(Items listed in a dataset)
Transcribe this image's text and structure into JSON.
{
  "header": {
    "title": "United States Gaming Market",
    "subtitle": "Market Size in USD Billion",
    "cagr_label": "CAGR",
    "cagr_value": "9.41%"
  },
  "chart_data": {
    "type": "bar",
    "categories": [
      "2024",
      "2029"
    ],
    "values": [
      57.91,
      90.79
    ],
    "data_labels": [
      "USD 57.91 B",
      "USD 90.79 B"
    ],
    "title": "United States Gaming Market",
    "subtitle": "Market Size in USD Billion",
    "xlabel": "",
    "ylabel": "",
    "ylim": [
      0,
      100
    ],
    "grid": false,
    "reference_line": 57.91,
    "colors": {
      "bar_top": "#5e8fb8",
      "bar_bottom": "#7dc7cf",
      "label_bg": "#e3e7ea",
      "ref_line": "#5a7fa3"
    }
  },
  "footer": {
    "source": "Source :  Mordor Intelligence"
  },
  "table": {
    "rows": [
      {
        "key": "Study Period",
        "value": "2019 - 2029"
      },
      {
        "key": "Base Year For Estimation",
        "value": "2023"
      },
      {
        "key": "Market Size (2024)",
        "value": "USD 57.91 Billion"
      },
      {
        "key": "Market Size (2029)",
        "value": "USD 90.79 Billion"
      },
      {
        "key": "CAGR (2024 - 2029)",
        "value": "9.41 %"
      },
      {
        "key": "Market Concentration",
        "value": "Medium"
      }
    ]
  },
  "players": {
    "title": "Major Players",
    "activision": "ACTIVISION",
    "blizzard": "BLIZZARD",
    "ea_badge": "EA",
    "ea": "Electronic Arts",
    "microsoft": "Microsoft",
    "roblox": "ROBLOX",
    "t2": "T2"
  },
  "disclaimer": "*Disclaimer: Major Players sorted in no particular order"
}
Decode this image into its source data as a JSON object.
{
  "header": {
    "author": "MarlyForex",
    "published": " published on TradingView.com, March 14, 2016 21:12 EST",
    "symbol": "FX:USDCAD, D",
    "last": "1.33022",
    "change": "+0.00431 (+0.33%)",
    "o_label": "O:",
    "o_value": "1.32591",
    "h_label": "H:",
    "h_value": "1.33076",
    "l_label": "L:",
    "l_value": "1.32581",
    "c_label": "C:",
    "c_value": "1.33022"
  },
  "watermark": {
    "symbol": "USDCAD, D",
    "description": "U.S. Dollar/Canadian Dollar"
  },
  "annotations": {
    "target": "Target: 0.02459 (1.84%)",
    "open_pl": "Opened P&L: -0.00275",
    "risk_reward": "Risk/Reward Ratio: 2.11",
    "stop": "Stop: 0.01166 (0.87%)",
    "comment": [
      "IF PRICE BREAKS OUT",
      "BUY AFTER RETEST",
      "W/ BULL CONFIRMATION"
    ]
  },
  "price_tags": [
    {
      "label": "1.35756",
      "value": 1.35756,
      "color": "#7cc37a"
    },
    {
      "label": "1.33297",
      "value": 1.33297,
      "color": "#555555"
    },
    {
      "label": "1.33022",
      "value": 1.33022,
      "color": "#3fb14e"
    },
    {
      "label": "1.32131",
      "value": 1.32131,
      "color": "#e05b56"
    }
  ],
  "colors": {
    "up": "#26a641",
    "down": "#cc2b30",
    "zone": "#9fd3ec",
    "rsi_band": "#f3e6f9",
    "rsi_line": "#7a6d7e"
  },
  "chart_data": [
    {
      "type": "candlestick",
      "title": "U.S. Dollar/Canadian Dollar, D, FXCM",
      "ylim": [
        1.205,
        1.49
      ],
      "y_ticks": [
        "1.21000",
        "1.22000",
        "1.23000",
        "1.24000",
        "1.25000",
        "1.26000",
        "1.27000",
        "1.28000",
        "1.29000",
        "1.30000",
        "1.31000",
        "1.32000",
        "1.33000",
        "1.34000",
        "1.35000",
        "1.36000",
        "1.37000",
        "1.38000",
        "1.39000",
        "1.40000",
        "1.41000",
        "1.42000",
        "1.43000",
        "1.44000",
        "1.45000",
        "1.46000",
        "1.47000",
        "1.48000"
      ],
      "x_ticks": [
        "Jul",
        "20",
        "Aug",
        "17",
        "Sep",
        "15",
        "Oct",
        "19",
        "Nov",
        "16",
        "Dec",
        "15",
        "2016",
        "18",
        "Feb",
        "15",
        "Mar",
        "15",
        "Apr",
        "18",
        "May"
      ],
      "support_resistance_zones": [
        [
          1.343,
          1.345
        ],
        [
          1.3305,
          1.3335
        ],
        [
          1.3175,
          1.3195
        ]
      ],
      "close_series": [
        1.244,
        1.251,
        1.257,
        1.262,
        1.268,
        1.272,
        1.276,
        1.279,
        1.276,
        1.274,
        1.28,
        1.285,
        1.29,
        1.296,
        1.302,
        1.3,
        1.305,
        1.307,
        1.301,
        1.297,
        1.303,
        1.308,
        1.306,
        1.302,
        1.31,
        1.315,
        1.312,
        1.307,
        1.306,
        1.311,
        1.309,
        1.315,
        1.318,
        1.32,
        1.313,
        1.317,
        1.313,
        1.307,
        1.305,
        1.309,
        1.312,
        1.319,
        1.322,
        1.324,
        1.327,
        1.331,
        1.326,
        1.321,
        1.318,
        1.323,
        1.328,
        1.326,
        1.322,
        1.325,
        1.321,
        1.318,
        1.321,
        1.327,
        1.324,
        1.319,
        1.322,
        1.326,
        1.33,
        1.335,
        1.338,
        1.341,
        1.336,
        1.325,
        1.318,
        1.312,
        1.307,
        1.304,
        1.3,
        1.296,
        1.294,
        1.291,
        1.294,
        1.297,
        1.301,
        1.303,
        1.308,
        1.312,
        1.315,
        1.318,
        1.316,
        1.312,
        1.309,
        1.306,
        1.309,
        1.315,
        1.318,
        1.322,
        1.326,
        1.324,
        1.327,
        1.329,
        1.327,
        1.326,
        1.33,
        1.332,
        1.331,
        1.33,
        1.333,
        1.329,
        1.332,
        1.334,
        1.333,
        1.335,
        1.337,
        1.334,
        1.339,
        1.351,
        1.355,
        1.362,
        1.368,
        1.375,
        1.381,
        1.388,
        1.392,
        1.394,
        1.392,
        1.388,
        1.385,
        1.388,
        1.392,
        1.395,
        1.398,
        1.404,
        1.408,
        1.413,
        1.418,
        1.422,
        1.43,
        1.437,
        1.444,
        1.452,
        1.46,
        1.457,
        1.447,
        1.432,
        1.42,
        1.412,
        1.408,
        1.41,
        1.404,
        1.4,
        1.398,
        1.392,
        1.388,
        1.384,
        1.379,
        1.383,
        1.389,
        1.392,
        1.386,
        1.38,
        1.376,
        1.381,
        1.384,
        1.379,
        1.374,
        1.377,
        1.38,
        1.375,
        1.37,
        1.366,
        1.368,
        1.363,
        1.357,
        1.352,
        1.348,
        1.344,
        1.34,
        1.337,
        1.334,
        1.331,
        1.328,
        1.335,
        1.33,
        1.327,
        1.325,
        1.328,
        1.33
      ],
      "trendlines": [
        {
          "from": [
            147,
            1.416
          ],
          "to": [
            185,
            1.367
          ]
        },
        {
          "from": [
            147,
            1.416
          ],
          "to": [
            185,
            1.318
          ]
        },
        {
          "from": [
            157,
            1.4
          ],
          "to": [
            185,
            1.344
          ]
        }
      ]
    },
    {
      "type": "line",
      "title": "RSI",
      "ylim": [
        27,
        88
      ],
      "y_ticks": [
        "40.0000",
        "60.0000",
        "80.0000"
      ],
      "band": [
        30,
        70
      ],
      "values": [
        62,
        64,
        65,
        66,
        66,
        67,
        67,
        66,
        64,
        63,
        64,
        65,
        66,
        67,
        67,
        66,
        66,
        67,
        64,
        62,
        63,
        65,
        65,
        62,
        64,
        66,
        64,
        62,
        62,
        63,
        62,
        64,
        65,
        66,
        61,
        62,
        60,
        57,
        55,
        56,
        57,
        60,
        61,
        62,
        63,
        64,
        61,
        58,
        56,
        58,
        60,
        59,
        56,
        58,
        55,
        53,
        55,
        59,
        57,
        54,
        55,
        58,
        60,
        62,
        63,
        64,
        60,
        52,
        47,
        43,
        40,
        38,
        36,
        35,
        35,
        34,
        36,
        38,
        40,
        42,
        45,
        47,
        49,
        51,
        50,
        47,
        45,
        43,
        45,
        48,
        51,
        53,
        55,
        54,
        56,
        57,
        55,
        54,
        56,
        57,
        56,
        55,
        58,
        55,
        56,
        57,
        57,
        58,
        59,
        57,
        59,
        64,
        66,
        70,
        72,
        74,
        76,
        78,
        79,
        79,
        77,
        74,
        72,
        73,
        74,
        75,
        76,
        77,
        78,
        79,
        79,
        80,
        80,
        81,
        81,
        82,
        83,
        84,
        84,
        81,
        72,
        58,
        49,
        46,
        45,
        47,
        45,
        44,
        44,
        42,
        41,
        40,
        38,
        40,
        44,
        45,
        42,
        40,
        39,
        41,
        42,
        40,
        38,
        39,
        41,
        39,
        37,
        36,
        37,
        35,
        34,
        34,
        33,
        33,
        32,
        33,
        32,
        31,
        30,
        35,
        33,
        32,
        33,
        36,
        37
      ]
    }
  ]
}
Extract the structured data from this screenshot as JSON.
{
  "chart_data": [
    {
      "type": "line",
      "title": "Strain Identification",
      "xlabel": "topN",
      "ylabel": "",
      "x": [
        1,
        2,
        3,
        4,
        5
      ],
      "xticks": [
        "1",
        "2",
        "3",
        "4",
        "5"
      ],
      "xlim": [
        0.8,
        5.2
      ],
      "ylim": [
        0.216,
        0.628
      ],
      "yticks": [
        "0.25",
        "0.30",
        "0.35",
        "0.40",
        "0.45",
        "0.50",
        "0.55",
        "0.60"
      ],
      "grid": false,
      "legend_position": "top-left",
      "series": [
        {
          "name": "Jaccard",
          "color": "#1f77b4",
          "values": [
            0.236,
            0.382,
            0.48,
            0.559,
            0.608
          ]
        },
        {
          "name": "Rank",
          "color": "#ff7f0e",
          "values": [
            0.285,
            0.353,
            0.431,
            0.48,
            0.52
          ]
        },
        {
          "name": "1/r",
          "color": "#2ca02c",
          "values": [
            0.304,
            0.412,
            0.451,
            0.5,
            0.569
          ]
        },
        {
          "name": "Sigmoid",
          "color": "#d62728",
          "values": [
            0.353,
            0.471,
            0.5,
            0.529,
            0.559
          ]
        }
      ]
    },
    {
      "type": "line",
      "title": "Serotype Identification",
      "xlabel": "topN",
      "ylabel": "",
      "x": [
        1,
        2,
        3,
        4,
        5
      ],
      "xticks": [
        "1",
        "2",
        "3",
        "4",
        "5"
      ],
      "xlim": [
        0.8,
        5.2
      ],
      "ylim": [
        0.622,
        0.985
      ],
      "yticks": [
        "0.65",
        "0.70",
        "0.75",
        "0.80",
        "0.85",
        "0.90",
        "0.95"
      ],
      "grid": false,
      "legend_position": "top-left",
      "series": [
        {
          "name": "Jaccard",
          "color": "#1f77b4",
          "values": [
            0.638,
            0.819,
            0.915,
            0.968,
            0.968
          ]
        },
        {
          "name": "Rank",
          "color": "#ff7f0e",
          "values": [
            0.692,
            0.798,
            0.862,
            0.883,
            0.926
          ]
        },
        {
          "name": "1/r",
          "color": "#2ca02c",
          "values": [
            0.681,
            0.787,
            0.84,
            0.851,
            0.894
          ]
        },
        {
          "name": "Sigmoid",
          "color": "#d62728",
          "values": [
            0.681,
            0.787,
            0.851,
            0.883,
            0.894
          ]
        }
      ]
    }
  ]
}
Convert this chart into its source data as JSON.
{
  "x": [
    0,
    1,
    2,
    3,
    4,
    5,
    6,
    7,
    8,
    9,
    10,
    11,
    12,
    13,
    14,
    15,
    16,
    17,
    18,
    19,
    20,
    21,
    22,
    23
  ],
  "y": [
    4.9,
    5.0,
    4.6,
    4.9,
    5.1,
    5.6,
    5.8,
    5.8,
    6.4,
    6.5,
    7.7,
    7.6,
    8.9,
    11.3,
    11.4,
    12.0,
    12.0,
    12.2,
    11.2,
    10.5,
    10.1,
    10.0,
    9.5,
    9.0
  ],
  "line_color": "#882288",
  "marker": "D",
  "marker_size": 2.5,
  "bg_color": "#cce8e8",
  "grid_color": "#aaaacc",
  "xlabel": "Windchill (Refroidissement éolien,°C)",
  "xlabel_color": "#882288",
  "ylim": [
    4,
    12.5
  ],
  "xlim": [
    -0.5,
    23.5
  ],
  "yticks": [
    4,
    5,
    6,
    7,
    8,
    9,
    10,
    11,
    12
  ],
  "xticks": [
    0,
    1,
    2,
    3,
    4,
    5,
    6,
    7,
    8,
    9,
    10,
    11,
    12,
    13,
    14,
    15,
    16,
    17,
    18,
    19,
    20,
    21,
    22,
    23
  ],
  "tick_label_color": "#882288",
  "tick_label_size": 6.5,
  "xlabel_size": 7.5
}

## [What you will do]
Nothing outside the span should appear: transcribe the lines from the one containing "Convert this chart" through the last line of the records.

## [Full solution]
Convert this chart into its source data as JSON.
{
  "x": [
    0,
    1,
    2,
    3,
    4,
    5,
    6,
    7,
    8,
    9,
    10,
    11,
    12,
    13,
    14,
    15,
    16,
    17,
    18,
    19,
    20,
    21,
    22,
    23
  ],
  "y": [
    4.9,
    5.0,
    4.6,
    4.9,
    5.1,
    5.6,
    5.8,
    5.8,
    6.4,
    6.5,
    7.7,
    7.6,
    8.9,
    11.3,
    11.4,
    12.0,
    12.0,
    12.2,
    11.2,
    10.5,
    10.1,
    10.0,
    9.5,
    9.0
  ],
  "line_color": "#882288",
  "marker": "D",
  "marker_size": 2.5,
  "bg_color": "#cce8e8",
  "grid_color": "#aaaacc",
  "xlabel": "Windchill (Refroidissement éolien,°C)",
  "xlabel_color": "#882288",
  "ylim": [
    4,
    12.5
  ],
  "xlim": [
    -0.5,
    23.5
  ],
  "yticks": [
    4,
    5,
    6,
    7,
    8,
    9,
    10,
    11,
    12
  ],
  "xticks": [
    0,
    1,
    2,
    3,
    4,
    5,
    6,
    7,
    8,
    9,
    10,
    11,
    12,
    13,
    14,
    15,
    16,
    17,
    18,
    19,
    20,
    21,
    22,
    23
  ],
  "tick_label_color": "#882288",
  "tick_label_size": 6.5,
  "xlabel_size": 7.5
}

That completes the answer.